*** INPUT ROWS ***

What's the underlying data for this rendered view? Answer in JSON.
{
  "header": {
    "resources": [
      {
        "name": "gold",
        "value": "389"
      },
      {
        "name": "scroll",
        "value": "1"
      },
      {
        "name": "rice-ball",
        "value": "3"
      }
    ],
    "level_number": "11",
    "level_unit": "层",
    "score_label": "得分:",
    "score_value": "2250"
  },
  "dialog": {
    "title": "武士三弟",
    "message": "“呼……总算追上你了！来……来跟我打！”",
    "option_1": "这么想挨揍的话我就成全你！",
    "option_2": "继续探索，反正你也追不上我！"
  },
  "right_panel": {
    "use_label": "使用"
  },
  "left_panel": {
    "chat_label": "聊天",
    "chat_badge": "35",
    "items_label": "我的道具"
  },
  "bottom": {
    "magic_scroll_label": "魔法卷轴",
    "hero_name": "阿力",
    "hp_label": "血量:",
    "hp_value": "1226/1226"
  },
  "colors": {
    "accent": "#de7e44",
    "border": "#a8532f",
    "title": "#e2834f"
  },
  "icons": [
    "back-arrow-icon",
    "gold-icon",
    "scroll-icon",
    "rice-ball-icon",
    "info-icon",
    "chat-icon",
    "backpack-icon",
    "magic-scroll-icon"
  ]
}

***
*** INPUT ROWS ***

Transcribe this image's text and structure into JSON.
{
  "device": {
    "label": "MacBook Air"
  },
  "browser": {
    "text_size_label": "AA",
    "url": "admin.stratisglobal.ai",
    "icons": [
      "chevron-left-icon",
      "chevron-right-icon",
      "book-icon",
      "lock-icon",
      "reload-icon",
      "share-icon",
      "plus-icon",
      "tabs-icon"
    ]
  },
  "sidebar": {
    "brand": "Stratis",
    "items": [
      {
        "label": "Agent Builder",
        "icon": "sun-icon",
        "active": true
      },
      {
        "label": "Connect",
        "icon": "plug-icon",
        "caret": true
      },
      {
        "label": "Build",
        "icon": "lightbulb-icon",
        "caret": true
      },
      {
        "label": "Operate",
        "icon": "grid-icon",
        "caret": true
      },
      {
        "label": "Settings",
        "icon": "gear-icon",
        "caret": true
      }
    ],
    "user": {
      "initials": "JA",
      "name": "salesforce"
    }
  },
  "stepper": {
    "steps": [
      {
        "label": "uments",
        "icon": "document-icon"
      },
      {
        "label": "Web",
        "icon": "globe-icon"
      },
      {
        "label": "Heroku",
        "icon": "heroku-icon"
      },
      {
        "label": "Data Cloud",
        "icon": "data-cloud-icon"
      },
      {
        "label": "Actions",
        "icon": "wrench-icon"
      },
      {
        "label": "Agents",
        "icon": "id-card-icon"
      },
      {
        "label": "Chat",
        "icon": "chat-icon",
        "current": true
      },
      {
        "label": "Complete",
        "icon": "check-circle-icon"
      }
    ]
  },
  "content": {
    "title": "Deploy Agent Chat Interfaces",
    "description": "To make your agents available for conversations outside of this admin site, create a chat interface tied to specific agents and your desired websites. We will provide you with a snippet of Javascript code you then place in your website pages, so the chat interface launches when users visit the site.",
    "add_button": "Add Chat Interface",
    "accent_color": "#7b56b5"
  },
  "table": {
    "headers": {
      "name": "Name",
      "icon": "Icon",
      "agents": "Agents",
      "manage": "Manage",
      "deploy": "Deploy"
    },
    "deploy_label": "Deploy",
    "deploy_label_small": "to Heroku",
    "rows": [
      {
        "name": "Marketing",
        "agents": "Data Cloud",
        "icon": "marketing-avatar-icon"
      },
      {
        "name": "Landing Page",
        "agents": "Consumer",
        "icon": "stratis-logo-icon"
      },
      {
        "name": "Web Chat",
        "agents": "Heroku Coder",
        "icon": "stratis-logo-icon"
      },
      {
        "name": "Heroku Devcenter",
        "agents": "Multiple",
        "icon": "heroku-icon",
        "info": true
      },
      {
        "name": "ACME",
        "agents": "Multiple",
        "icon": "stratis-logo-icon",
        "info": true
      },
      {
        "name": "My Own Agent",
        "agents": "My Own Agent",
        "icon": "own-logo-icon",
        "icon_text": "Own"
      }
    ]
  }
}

***

→ **TASK OBJECTIVE**: Of the lines in this material, state how many hold the string "logo". Write no other words.

→ **RESULT BELOW**: 4